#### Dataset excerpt
## START
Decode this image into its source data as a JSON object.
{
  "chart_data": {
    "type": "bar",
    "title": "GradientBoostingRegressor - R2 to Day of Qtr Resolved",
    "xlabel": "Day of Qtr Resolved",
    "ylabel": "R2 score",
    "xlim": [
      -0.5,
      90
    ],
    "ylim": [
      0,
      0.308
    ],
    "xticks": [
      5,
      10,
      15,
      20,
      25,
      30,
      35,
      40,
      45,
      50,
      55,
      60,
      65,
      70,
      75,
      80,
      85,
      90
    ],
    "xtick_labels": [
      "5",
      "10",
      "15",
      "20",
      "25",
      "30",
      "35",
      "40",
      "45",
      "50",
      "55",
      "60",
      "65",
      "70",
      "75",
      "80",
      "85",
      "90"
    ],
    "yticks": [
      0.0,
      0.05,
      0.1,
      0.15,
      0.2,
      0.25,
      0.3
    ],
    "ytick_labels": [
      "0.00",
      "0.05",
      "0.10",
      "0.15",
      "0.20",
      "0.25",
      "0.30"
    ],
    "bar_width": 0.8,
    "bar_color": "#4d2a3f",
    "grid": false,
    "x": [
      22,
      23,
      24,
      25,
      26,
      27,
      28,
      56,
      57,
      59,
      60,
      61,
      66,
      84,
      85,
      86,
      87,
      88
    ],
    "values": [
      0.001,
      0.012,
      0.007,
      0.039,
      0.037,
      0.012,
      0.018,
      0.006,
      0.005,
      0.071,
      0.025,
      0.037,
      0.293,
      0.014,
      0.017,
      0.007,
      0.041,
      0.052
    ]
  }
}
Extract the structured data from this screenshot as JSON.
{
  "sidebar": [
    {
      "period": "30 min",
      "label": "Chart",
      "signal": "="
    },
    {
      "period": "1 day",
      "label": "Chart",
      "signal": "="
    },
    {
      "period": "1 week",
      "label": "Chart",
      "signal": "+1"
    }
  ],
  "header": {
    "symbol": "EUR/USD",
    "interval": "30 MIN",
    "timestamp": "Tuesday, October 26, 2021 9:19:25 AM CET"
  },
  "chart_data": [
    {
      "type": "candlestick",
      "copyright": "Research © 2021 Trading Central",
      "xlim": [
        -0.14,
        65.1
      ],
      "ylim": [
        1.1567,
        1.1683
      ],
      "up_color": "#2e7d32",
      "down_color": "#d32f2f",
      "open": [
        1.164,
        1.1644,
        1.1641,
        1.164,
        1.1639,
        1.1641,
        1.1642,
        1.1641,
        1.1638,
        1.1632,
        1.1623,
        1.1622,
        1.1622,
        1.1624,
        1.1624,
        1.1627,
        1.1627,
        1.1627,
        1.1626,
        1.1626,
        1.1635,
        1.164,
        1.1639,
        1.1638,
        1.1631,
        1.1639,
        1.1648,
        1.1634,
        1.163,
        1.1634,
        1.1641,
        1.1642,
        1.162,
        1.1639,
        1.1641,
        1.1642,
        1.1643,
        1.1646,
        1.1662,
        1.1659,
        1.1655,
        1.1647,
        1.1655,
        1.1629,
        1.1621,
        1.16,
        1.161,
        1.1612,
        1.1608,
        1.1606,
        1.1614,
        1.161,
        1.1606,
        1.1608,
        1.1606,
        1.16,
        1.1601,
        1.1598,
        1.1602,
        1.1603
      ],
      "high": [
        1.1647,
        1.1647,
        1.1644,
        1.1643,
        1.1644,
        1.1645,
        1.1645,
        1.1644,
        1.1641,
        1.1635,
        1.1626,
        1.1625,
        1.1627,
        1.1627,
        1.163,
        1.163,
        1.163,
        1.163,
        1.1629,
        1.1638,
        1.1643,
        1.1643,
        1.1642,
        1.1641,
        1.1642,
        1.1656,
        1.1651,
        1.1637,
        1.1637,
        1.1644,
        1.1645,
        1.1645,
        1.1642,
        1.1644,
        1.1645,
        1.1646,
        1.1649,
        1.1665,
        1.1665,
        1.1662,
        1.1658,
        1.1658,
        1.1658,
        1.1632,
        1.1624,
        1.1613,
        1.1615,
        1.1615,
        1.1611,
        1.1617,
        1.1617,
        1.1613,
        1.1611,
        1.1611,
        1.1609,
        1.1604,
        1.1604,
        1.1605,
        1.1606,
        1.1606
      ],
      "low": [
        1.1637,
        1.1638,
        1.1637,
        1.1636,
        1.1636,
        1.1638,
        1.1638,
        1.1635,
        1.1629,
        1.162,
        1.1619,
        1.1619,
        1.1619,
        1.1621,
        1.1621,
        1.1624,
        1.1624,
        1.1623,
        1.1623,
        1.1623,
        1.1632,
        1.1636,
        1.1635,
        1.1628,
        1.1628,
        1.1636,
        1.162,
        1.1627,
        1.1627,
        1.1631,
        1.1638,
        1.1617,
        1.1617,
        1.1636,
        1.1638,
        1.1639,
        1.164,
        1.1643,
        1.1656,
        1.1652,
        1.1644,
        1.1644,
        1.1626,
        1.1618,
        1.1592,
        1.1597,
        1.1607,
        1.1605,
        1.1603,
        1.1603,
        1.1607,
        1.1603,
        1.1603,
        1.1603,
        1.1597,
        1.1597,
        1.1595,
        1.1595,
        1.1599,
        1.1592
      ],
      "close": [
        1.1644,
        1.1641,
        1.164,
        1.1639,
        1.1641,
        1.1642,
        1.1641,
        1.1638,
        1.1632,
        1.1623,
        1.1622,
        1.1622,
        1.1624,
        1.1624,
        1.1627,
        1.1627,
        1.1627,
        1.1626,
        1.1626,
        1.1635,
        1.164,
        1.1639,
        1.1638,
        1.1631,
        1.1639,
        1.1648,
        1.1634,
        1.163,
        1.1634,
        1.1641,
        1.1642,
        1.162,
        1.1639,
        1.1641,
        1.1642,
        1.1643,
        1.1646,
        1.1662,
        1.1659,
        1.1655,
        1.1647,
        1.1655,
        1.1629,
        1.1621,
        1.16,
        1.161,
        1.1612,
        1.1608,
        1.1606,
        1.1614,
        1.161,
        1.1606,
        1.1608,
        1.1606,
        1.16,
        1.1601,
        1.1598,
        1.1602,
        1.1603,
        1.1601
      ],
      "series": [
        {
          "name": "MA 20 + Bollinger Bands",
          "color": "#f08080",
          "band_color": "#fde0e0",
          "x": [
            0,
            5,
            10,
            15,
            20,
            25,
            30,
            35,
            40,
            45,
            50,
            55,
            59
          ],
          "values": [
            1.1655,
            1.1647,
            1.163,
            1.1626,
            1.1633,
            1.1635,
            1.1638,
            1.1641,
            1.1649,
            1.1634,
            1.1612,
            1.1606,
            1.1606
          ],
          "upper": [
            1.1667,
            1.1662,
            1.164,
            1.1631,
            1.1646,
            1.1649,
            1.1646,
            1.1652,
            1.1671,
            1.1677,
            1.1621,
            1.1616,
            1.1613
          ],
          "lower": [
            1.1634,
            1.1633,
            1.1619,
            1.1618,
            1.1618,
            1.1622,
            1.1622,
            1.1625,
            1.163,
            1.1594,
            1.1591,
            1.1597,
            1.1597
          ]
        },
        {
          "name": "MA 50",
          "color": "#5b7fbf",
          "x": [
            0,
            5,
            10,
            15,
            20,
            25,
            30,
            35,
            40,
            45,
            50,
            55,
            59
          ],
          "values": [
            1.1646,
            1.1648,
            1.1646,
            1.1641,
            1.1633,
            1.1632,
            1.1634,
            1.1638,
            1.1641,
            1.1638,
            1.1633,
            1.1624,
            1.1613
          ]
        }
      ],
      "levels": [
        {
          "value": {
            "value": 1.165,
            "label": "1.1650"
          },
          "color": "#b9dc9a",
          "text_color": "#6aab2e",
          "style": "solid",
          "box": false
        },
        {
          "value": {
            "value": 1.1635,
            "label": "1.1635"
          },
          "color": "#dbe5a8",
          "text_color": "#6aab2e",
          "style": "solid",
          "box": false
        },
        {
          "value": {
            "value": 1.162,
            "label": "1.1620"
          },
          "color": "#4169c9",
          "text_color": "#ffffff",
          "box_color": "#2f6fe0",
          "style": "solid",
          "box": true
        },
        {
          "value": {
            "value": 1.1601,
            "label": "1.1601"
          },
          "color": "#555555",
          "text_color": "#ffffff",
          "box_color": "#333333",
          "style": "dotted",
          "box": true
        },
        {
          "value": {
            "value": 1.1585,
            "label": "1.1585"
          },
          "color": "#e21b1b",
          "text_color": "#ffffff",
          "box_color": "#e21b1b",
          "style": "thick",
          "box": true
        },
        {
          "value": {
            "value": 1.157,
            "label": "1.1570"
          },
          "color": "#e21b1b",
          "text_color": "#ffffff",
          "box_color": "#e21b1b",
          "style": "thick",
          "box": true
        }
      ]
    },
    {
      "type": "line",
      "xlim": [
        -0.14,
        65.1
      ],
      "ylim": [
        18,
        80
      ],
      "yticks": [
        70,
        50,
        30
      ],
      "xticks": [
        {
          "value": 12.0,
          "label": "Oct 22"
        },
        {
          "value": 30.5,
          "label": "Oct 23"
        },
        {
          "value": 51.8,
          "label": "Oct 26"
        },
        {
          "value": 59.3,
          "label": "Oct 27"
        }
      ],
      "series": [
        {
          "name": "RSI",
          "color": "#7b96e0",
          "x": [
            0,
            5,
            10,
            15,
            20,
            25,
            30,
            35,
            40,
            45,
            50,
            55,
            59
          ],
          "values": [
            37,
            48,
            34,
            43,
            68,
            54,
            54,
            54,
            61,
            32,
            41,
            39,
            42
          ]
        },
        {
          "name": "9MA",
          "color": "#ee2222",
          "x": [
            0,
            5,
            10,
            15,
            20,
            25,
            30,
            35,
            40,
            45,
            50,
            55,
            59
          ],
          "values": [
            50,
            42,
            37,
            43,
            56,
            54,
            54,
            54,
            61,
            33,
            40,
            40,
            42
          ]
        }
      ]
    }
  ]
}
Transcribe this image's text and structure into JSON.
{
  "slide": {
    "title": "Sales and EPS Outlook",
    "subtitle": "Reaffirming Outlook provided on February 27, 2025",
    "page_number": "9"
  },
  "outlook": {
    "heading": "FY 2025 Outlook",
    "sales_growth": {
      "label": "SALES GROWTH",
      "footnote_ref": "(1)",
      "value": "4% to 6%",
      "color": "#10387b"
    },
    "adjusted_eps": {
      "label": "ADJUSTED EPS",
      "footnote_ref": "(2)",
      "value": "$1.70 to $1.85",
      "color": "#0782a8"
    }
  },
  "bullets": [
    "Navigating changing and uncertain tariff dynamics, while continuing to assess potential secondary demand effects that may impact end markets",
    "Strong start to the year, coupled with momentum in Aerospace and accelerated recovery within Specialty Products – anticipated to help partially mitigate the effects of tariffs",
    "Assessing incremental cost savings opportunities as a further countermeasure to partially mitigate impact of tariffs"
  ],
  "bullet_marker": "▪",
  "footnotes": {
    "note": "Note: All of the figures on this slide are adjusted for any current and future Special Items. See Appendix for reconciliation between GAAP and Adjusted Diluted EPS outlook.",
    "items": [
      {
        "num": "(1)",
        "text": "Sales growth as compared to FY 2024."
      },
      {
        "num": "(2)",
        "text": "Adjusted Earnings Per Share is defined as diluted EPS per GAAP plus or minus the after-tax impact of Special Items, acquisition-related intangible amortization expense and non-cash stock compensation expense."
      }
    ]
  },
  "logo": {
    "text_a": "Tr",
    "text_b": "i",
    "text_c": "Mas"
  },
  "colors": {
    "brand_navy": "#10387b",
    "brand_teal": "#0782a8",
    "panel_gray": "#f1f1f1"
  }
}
## END
#### WORK INSTRUCTIONS
Above are the records. Copy every line in them holding "mitigate".

#### FULL RESPONSE
    "Strong start to the year, coupled with momentum in Aerospace and accelerated recovery within Specialty Products – anticipated to help partially mitigate the effects of tariffs",
    "Assessing incremental cost savings opportunities as a further countermeasure to partially mitigate impact of tariffs"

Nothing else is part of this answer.